[Rows from a figure dataset]
========================

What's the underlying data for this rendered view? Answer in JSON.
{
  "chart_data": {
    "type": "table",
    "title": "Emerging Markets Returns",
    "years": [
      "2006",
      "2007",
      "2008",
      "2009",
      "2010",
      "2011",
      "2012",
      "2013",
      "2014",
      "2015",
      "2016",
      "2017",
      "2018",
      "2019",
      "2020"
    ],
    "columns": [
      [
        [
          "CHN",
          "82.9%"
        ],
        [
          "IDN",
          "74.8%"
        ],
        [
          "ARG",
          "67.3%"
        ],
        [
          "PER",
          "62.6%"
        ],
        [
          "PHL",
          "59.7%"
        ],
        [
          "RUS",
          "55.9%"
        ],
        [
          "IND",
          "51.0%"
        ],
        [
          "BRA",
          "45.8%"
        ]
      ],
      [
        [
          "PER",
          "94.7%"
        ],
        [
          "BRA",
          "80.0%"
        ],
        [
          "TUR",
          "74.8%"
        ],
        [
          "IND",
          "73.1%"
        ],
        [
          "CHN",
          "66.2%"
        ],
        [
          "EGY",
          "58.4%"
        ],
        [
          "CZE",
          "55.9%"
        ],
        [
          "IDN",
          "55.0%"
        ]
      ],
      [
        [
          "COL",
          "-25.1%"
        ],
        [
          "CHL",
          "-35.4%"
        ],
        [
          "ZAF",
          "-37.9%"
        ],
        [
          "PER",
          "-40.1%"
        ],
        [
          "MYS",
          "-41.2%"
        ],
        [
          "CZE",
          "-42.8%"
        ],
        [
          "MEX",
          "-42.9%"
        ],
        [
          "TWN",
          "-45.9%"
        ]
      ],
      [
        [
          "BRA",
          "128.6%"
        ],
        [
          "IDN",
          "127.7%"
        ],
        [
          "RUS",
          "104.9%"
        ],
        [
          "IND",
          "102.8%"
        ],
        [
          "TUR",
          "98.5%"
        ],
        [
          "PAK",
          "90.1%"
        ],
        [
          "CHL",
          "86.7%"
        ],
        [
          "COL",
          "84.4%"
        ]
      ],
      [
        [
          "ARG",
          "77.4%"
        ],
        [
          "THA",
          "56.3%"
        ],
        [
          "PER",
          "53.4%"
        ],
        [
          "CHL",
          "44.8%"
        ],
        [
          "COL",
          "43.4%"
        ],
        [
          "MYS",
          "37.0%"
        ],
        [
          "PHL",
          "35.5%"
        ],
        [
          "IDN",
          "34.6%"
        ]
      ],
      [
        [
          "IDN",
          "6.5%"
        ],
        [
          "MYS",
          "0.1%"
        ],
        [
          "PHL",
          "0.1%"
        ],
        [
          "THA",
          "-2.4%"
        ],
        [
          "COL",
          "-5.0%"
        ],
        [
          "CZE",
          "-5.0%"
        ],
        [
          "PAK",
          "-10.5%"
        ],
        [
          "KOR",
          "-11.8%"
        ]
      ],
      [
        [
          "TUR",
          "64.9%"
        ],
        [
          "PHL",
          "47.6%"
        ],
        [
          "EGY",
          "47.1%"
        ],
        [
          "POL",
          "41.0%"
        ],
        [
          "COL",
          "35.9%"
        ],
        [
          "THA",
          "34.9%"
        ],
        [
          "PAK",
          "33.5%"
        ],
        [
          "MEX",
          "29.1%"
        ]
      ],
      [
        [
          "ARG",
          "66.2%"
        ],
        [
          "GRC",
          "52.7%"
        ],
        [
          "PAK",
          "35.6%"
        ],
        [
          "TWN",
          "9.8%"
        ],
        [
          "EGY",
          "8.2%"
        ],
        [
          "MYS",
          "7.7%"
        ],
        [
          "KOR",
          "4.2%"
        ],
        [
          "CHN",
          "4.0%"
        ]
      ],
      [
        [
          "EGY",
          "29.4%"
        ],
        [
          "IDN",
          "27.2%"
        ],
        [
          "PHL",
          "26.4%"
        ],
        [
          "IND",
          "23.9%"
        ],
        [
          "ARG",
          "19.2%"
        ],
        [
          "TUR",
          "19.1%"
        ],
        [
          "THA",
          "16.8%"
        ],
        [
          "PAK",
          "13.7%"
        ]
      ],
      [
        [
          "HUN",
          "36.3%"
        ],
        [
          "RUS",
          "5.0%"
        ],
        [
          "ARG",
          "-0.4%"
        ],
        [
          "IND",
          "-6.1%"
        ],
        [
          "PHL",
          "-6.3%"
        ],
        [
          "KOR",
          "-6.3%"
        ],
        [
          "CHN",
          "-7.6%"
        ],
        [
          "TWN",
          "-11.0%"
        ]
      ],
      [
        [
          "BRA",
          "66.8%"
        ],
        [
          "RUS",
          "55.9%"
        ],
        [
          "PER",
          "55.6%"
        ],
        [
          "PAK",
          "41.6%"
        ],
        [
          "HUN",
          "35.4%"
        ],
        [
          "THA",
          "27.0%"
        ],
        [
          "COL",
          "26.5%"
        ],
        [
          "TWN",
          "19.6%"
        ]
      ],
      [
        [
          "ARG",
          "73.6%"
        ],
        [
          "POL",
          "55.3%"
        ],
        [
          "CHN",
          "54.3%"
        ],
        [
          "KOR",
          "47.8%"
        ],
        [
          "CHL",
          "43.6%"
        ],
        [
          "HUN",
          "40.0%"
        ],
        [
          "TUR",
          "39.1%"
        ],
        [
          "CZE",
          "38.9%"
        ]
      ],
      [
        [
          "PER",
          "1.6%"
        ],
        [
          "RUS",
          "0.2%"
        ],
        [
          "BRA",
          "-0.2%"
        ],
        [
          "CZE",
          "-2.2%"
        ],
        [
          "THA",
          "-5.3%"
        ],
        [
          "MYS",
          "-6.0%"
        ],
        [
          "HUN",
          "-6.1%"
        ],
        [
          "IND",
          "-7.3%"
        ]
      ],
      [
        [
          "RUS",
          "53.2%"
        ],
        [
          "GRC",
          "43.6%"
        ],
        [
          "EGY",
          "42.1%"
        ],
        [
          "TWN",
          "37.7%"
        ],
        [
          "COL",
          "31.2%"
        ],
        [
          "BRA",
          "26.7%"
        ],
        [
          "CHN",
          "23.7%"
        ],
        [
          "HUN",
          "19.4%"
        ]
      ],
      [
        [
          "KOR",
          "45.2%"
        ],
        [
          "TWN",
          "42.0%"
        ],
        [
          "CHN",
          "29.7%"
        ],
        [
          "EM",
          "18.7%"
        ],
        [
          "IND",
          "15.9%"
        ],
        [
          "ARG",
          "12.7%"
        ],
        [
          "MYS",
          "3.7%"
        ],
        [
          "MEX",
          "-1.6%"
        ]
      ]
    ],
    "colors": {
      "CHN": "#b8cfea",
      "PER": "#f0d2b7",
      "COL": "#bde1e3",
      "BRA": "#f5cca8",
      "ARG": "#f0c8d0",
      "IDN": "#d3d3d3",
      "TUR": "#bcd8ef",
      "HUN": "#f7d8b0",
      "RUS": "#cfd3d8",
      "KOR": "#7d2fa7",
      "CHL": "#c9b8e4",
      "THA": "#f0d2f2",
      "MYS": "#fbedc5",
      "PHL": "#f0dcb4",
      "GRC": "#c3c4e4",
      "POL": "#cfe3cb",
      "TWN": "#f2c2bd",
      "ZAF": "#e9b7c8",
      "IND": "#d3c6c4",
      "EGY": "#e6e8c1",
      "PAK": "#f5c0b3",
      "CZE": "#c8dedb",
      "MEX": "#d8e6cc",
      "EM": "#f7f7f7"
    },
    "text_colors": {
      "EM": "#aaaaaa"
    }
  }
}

========================

Given request — Write down the full listing again, exactly.

The answer —
What's the underlying data for this rendered view? Answer in JSON.
{
  "chart_data": {
    "type": "table",
    "title": "Emerging Markets Returns",
    "years": [
      "2006",
      "2007",
      "2008",
      "2009",
      "2010",
      "2011",
      "2012",
      "2013",
      "2014",
      "2015",
      "2016",
      "2017",
      "2018",
      "2019",
      "2020"
    ],
    "columns": [
      [
        [
          "CHN",
          "82.9%"
        ],
        [
          "IDN",
          "74.8%"
        ],
        [
          "ARG",
          "67.3%"
        ],
        [
          "PER",
          "62.6%"
        ],
        [
          "PHL",
          "59.7%"
        ],
        [
          "RUS",
          "55.9%"
        ],
        [
          "IND",
          "51.0%"
        ],
        [
          "BRA",
          "45.8%"
        ]
      ],
      [
        [
          "PER",
          "94.7%"
        ],
        [
          "BRA",
          "80.0%"
        ],
        [
          "TUR",
          "74.8%"
        ],
        [
          "IND",
          "73.1%"
        ],
        [
          "CHN",
          "66.2%"
        ],
        [
          "EGY",
          "58.4%"
        ],
        [
          "CZE",
          "55.9%"
        ],
        [
          "IDN",
          "55.0%"
        ]
      ],
      [
        [
          "COL",
          "-25.1%"
        ],
        [
          "CHL",
          "-35.4%"
        ],
        [
          "ZAF",
          "-37.9%"
        ],
        [
          "PER",
          "-40.1%"
        ],
        [
          "MYS",
          "-41.2%"
        ],
        [
          "CZE",
          "-42.8%"
        ],
        [
          "MEX",
          "-42.9%"
        ],
        [
          "TWN",
          "-45.9%"
        ]
      ],
      [
        [
          "BRA",
          "128.6%"
        ],
        [
          "IDN",
          "127.7%"
        ],
        [
          "RUS",
          "104.9%"
        ],
        [
          "IND",
          "102.8%"
        ],
        [
          "TUR",
          "98.5%"
        ],
        [
          "PAK",
          "90.1%"
        ],
        [
          "CHL",
          "86.7%"
        ],
        [
          "COL",
          "84.4%"
        ]
      ],
      [
        [
          "ARG",
          "77.4%"
        ],
        [
          "THA",
          "56.3%"
        ],
        [
          "PER",
          "53.4%"
        ],
        [
          "CHL",
          "44.8%"
        ],
        [
          "COL",
          "43.4%"
        ],
        [
          "MYS",
          "37.0%"
        ],
        [
          "PHL",
          "35.5%"
        ],
        [
          "IDN",
          "34.6%"
        ]
      ],
      [
        [
          "IDN",
          "6.5%"
        ],
        [
          "MYS",
          "0.1%"
        ],
        [
          "PHL",
          "0.1%"
        ],
        [
          "THA",
          "-2.4%"
        ],
        [
          "COL",
          "-5.0%"
        ],
        [
          "CZE",
          "-5.0%"
        ],
        [
          "PAK",
          "-10.5%"
        ],
        [
          "KOR",
          "-11.8%"
        ]
      ],
      [
        [
          "TUR",
          "64.9%"
        ],
        [
          "PHL",
          "47.6%"
        ],
        [
          "EGY",
          "47.1%"
        ],
        [
          "POL",
          "41.0%"
        ],
        [
          "COL",
          "35.9%"
        ],
        [
          "THA",
          "34.9%"
        ],
        [
          "PAK",
          "33.5%"
        ],
        [
          "MEX",
          "29.1%"
        ]
      ],
      [
        [
          "ARG",
          "66.2%"
        ],
        [
          "GRC",
          "52.7%"
        ],
        [
          "PAK",
          "35.6%"
        ],
        [
          "TWN",
          "9.8%"
        ],
        [
          "EGY",
          "8.2%"
        ],
        [
          "MYS",
          "7.7%"
        ],
        [
          "KOR",
          "4.2%"
        ],
        [
          "CHN",
          "4.0%"
        ]
      ],
      [
        [
          "EGY",
          "29.4%"
        ],
        [
          "IDN",
          "27.2%"
        ],
        [
          "PHL",
          "26.4%"
        ],
        [
          "IND",
          "23.9%"
        ],
        [
          "ARG",
          "19.2%"
        ],
        [
          "TUR",
          "19.1%"
        ],
        [
          "THA",
          "16.8%"
        ],
        [
          "PAK",
          "13.7%"
        ]
      ],
      [
        [
          "HUN",
          "36.3%"
        ],
        [
          "RUS",
          "5.0%"
        ],
        [
          "ARG",
          "-0.4%"
        ],
        [
          "IND",
          "-6.1%"
        ],
        [
          "PHL",
          "-6.3%"
        ],
        [
          "KOR",
          "-6.3%"
        ],
        [
          "CHN",
          "-7.6%"
        ],
        [
          "TWN",
          "-11.0%"
        ]
      ],
      [
        [
          "BRA",
          "66.8%"
        ],
        [
          "RUS",
          "55.9%"
        ],
        [
          "PER",
          "55.6%"
        ],
        [
          "PAK",
          "41.6%"
        ],
        [
          "HUN",
          "35.4%"
        ],
        [
          "THA",
          "27.0%"
        ],
        [
          "COL",
          "26.5%"
        ],
        [
          "TWN",
          "19.6%"
        ]
      ],
      [
        [
          "ARG",
          "73.6%"
        ],
        [
          "POL",
          "55.3%"
        ],
        [
          "CHN",
          "54.3%"
        ],
        [
          "KOR",
          "47.8%"
        ],
        [
          "CHL",
          "43.6%"
        ],
        [
          "HUN",
          "40.0%"
        ],
        [
          "TUR",
          "39.1%"
        ],
        [
          "CZE",
          "38.9%"
        ]
      ],
      [
        [
          "PER",
          "1.6%"
        ],
        [
          "RUS",
          "0.2%"
        ],
        [
          "BRA",
          "-0.2%"
        ],
        [
          "CZE",
          "-2.2%"
        ],
        [
          "THA",
          "-5.3%"
        ],
        [
          "MYS",
          "-6.0%"
        ],
        [
          "HUN",
          "-6.1%"
        ],
        [
          "IND",
          "-7.3%"
        ]
      ],
      [
        [
          "RUS",
          "53.2%"
        ],
        [
          "GRC",
          "43.6%"
        ],
        [
          "EGY",
          "42.1%"
        ],
        [
          "TWN",
          "37.7%"
        ],
        [
          "COL",
          "31.2%"
        ],
        [
          "BRA",
          "26.7%"
        ],
        [
          "CHN",
          "23.7%"
        ],
        [
          "HUN",
          "19.4%"
        ]
      ],
      [
        [
          "KOR",
          "45.2%"
        ],
        [
          "TWN",
          "42.0%"
        ],
        [
          "CHN",
          "29.7%"
        ],
        [
          "EM",
          "18.7%"
        ],
        [
          "IND",
          "15.9%"
        ],
        [
          "ARG",
          "12.7%"
        ],
        [
          "MYS",
          "3.7%"
        ],
        [
          "MEX",
          "-1.6%"
        ]
      ]
    ],
    "colors": {
      "CHN": "#b8cfea",
      "PER": "#f0d2b7",
      "COL": "#bde1e3",
      "BRA": "#f5cca8",
      "ARG": "#f0c8d0",
      "IDN": "#d3d3d3",
      "TUR": "#bcd8ef",
      "HUN": "#f7d8b0",
      "RUS": "#cfd3d8",
      "KOR": "#7d2fa7",
      "CHL": "#c9b8e4",
      "THA": "#f0d2f2",
      "MYS": "#fbedc5",
      "PHL": "#f0dcb4",
      "GRC": "#c3c4e4",
      "POL": "#cfe3cb",
      "TWN": "#f2c2bd",
      "ZAF": "#e9b7c8",
      "IND": "#d3c6c4",
      "EGY": "#e6e8c1",
      "PAK": "#f5c0b3",
      "CZE": "#c8dedb",
      "MEX": "#d8e6cc",
      "EM": "#f7f7f7"
    },
    "text_colors": {
      "EM": "#aaaaaa"
    }
  }
}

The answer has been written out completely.